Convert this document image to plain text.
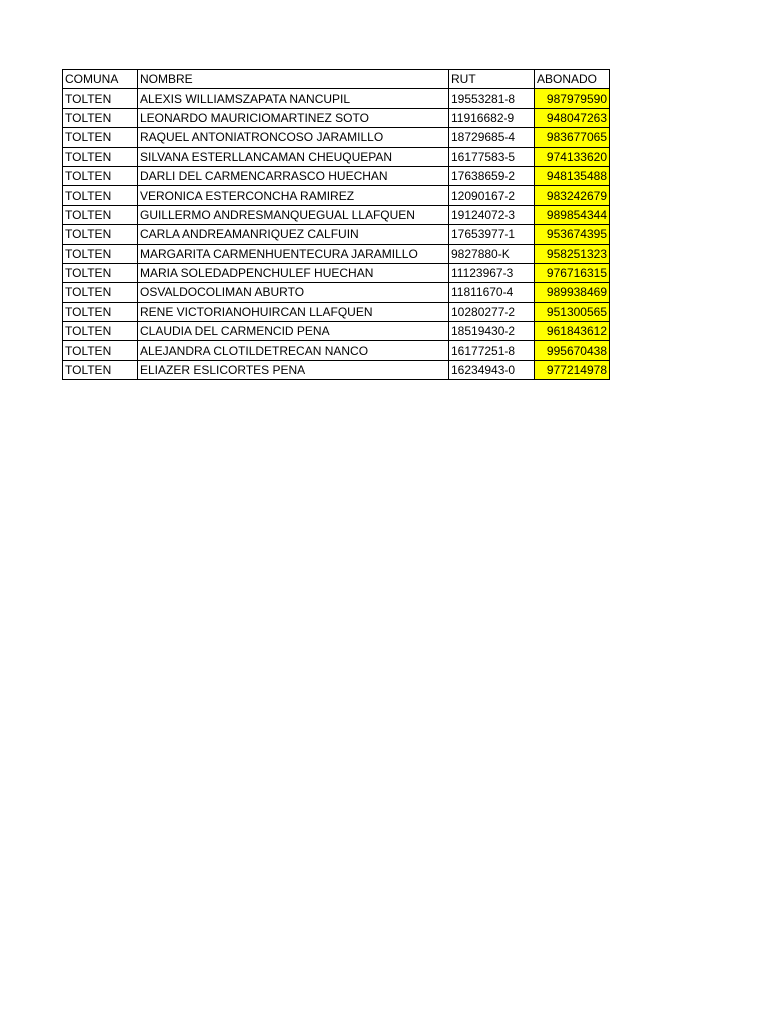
COMUNA	NOMBRE	RUT	ABONADO
TOLTEN	ALEXIS WILLIAMSZAPATA NANCUPIL	19553281-8	987979590
TOLTEN	LEONARDO MAURICIOMARTINEZ SOTO	11916682-9	948047263
TOLTEN	RAQUEL ANTONIATRONCOSO JARAMILLO	18729685-4	983677065
TOLTEN	SILVANA ESTERLLANCAMAN CHEUQUEPAN	16177583-5	974133620
TOLTEN	DARLI DEL CARMENCARRASCO HUECHAN	17638659-2	948135488
TOLTEN	VERONICA ESTERCONCHA RAMIREZ	12090167-2	983242679
TOLTEN	GUILLERMO ANDRESMANQUEGUAL LLAFQUEN	19124072-3	989854344
TOLTEN	CARLA ANDREAMANRIQUEZ CALFUIN	17653977-1	953674395
TOLTEN	MARGARITA CARMENHUENTECURA JARAMILLO	9827880-K	958251323
TOLTEN	MARIA SOLEDADPENCHULEF HUECHAN	11123967-3	976716315
TOLTEN	OSVALDOCOLIMAN ABURTO	11811670-4	989938469
TOLTEN	RENE VICTORIANOHUIRCAN LLAFQUEN	10280277-2	951300565
TOLTEN	CLAUDIA DEL CARMENCID PENA	18519430-2	961843612
TOLTEN	ALEJANDRA CLOTILDETRECAN NANCO	16177251-8	995670438
TOLTEN	ELIAZER ESLICORTES PENA	16234943-0	977214978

━━━━━━━━━━

**Your goal**
Print the records word for word and exclude any picture they hold.

**Exercise answer**
Convert this document image to plain text.
COMUNA	NOMBRE	RUT	ABONADO
TOLTEN	ALEXIS WILLIAMSZAPATA NANCUPIL	19553281-8	987979590
TOLTEN	LEONARDO MAURICIOMARTINEZ SOTO	11916682-9	948047263
TOLTEN	RAQUEL ANTONIATRONCOSO JARAMILLO	18729685-4	983677065
TOLTEN	SILVANA ESTERLLANCAMAN CHEUQUEPAN	16177583-5	974133620
TOLTEN	DARLI DEL CARMENCARRASCO HUECHAN	17638659-2	948135488
TOLTEN	VERONICA ESTERCONCHA RAMIREZ	12090167-2	983242679
TOLTEN	GUILLERMO ANDRESMANQUEGUAL LLAFQUEN	19124072-3	989854344
TOLTEN	CARLA ANDREAMANRIQUEZ CALFUIN	17653977-1	953674395
TOLTEN	MARGARITA CARMENHUENTECURA JARAMILLO	9827880-K	958251323
TOLTEN	MARIA SOLEDADPENCHULEF HUECHAN	11123967-3	976716315
TOLTEN	OSVALDOCOLIMAN ABURTO	11811670-4	989938469
TOLTEN	RENE VICTORIANOHUIRCAN LLAFQUEN	10280277-2	951300565
TOLTEN	CLAUDIA DEL CARMENCID PENA	18519430-2	961843612
TOLTEN	ALEJANDRA CLOTILDETRECAN NANCO	16177251-8	995670438
TOLTEN	ELIAZER ESLICORTES PENA	16234943-0	977214978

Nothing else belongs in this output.